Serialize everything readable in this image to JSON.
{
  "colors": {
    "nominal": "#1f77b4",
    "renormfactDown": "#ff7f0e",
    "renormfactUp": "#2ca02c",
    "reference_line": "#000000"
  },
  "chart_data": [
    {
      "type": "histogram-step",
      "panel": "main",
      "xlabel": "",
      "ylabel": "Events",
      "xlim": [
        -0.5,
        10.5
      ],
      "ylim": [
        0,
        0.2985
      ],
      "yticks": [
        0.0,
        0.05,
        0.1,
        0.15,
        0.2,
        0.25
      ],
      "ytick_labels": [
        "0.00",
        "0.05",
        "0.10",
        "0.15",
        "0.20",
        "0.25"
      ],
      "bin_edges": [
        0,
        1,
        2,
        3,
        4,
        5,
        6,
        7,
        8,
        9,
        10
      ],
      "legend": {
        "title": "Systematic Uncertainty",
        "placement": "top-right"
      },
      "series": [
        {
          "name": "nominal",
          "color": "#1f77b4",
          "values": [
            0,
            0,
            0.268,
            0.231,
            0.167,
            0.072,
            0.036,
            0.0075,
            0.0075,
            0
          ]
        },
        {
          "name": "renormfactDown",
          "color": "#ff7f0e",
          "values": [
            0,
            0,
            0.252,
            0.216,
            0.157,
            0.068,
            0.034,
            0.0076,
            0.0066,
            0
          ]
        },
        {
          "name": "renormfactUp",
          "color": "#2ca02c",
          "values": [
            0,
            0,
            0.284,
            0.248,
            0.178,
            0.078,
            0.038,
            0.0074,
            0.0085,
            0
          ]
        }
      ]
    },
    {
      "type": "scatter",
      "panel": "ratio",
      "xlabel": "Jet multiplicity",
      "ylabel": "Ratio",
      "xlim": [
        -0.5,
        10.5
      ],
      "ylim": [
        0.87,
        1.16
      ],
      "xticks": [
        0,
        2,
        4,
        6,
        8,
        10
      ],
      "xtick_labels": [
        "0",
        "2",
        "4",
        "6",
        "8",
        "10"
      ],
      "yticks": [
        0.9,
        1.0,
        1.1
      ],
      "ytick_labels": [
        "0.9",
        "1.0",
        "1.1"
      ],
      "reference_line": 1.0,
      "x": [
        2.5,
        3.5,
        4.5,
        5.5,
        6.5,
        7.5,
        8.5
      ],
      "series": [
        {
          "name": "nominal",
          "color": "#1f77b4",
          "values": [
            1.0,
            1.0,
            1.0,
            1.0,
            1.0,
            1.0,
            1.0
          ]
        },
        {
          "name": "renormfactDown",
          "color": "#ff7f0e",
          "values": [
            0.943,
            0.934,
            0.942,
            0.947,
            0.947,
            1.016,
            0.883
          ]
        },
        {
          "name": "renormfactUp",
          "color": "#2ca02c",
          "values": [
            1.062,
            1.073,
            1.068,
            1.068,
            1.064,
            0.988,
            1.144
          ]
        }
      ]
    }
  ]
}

****************************************

▶ **GIVEN INSTRUCTION**
The lines above should be duplicated exactly.

▶ **EXERCISE SOLUTION**
Serialize everything readable in this image to JSON.
{
  "colors": {
    "nominal": "#1f77b4",
    "renormfactDown": "#ff7f0e",
    "renormfactUp": "#2ca02c",
    "reference_line": "#000000"
  },
  "chart_data": [
    {
      "type": "histogram-step",
      "panel": "main",
      "xlabel": "",
      "ylabel": "Events",
      "xlim": [
        -0.5,
        10.5
      ],
      "ylim": [
        0,
        0.2985
      ],
      "yticks": [
        0.0,
        0.05,
        0.1,
        0.15,
        0.2,
        0.25
      ],
      "ytick_labels": [
        "0.00",
        "0.05",
        "0.10",
        "0.15",
        "0.20",
        "0.25"
      ],
      "bin_edges": [
        0,
        1,
        2,
        3,
        4,
        5,
        6,
        7,
        8,
        9,
        10
      ],
      "legend": {
        "title": "Systematic Uncertainty",
        "placement": "top-right"
      },
      "series": [
        {
          "name": "nominal",
          "color": "#1f77b4",
          "values": [
            0,
            0,
            0.268,
            0.231,
            0.167,
            0.072,
            0.036,
            0.0075,
            0.0075,
            0
          ]
        },
        {
          "name": "renormfactDown",
          "color": "#ff7f0e",
          "values": [
            0,
            0,
            0.252,
            0.216,
            0.157,
            0.068,
            0.034,
            0.0076,
            0.0066,
            0
          ]
        },
        {
          "name": "renormfactUp",
          "color": "#2ca02c",
          "values": [
            0,
            0,
            0.284,
            0.248,
            0.178,
            0.078,
            0.038,
            0.0074,
            0.0085,
            0
          ]
        }
      ]
    },
    {
      "type": "scatter",
      "panel": "ratio",
      "xlabel": "Jet multiplicity",
      "ylabel": "Ratio",
      "xlim": [
        -0.5,
        10.5
      ],
      "ylim": [
        0.87,
        1.16
      ],
      "xticks": [
        0,
        2,
        4,
        6,
        8,
        10
      ],
      "xtick_labels": [
        "0",
        "2",
        "4",
        "6",
        "8",
        "10"
      ],
      "yticks": [
        0.9,
        1.0,
        1.1
      ],
      "ytick_labels": [
        "0.9",
        "1.0",
        "1.1"
      ],
      "reference_line": 1.0,
      "x": [
        2.5,
        3.5,
        4.5,
        5.5,
        6.5,
        7.5,
        8.5
      ],
      "series": [
        {
          "name": "nominal",
          "color": "#1f77b4",
          "values": [
            1.0,
            1.0,
            1.0,
            1.0,
            1.0,
            1.0,
            1.0
          ]
        },
        {
          "name": "renormfactDown",
          "color": "#ff7f0e",
          "values": [
            0.943,
            0.934,
            0.942,
            0.947,
            0.947,
            1.016,
            0.883
          ]
        },
        {
          "name": "renormfactUp",
          "color": "#2ca02c",
          "values": [
            1.062,
            1.073,
            1.068,
            1.068,
            1.064,
            0.988,
            1.144
          ]
        }
      ]
    }
  ]
}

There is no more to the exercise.